• **EXERCISE INSTRUCTIONS**:
Restate the records in their entirety, word for word.

• **DATASET**:

Begin

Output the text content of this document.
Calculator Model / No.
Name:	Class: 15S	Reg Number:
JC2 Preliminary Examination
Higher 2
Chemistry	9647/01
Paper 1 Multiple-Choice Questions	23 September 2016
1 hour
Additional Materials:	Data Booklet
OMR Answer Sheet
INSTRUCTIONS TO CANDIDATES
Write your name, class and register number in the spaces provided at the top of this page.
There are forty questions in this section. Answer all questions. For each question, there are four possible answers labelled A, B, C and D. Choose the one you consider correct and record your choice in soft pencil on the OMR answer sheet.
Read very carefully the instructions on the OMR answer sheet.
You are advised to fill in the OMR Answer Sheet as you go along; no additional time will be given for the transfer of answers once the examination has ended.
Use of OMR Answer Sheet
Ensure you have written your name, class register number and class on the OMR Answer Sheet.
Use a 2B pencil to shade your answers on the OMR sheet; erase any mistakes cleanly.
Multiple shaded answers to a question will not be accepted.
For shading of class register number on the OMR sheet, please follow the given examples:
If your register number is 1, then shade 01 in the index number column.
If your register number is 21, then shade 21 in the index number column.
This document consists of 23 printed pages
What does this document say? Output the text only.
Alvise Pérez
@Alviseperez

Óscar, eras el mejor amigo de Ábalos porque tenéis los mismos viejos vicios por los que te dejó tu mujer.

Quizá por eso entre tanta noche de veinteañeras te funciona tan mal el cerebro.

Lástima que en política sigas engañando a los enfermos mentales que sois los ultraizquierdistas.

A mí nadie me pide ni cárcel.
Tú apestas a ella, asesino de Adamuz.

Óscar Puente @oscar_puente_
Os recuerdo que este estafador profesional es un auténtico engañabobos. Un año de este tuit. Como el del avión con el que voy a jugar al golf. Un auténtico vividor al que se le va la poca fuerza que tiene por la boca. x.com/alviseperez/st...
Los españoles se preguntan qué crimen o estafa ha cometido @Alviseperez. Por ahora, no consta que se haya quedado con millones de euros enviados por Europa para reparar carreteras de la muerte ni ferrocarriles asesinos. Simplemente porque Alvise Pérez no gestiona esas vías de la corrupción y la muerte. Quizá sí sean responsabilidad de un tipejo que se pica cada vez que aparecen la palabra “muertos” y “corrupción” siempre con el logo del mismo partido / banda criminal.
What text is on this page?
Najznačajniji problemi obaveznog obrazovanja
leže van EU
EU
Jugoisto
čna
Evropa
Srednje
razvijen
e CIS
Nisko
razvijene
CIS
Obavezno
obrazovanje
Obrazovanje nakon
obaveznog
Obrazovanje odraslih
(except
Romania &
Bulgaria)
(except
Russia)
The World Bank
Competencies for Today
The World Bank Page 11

End

• **SOLVED PROBLEM**:
Output the text content of this document.
Calculator Model / No.
Name:	Class: 15S	Reg Number:
JC2 Preliminary Examination
Higher 2
Chemistry	9647/01
Paper 1 Multiple-Choice Questions	23 September 2016
1 hour
Additional Materials:	Data Booklet
OMR Answer Sheet
INSTRUCTIONS TO CANDIDATES
Write your name, class and register number in the spaces provided at the top of this page.
There are forty questions in this section. Answer all questions. For each question, there are four possible answers labelled A, B, C and D. Choose the one you consider correct and record your choice in soft pencil on the OMR answer sheet.
Read very carefully the instructions on the OMR answer sheet.
You are advised to fill in the OMR Answer Sheet as you go along; no additional time will be given for the transfer of answers once the examination has ended.
Use of OMR Answer Sheet
Ensure you have written your name, class register number and class on the OMR Answer Sheet.
Use a 2B pencil to shade your answers on the OMR sheet; erase any mistakes cleanly.
Multiple shaded answers to a question will not be accepted.
For shading of class register number on the OMR sheet, please follow the given examples:
If your register number is 1, then shade 01 in the index number column.
If your register number is 21, then shade 21 in the index number column.
This document consists of 23 printed pages
What does this document say? Output the text only.
Alvise Pérez
@Alviseperez

Óscar, eras el mejor amigo de Ábalos porque tenéis los mismos viejos vicios por los que te dejó tu mujer.

Quizá por eso entre tanta noche de veinteañeras te funciona tan mal el cerebro.

Lástima que en política sigas engañando a los enfermos mentales que sois los ultraizquierdistas.

A mí nadie me pide ni cárcel.
Tú apestas a ella, asesino de Adamuz.

Óscar Puente @oscar_puente_
Os recuerdo que este estafador profesional es un auténtico engañabobos. Un año de este tuit. Como el del avión con el que voy a jugar al golf. Un auténtico vividor al que se le va la poca fuerza que tiene por la boca. x.com/alviseperez/st...
Los españoles se preguntan qué crimen o estafa ha cometido @Alviseperez. Por ahora, no consta que se haya quedado con millones de euros enviados por Europa para reparar carreteras de la muerte ni ferrocarriles asesinos. Simplemente porque Alvise Pérez no gestiona esas vías de la corrupción y la muerte. Quizá sí sean responsabilidad de un tipejo que se pica cada vez que aparecen la palabra “muertos” y “corrupción” siempre con el logo del mismo partido / banda criminal.
What text is on this page?
Najznačajniji problemi obaveznog obrazovanja
leže van EU
EU
Jugoisto
čna
Evropa
Srednje
razvijen
e CIS
Nisko
razvijene
CIS
Obavezno
obrazovanje
Obrazovanje nakon
obaveznog
Obrazovanje odraslih
(except
Romania &
Bulgaria)
(except
Russia)
The World Bank
Competencies for Today
The World Bank Page 11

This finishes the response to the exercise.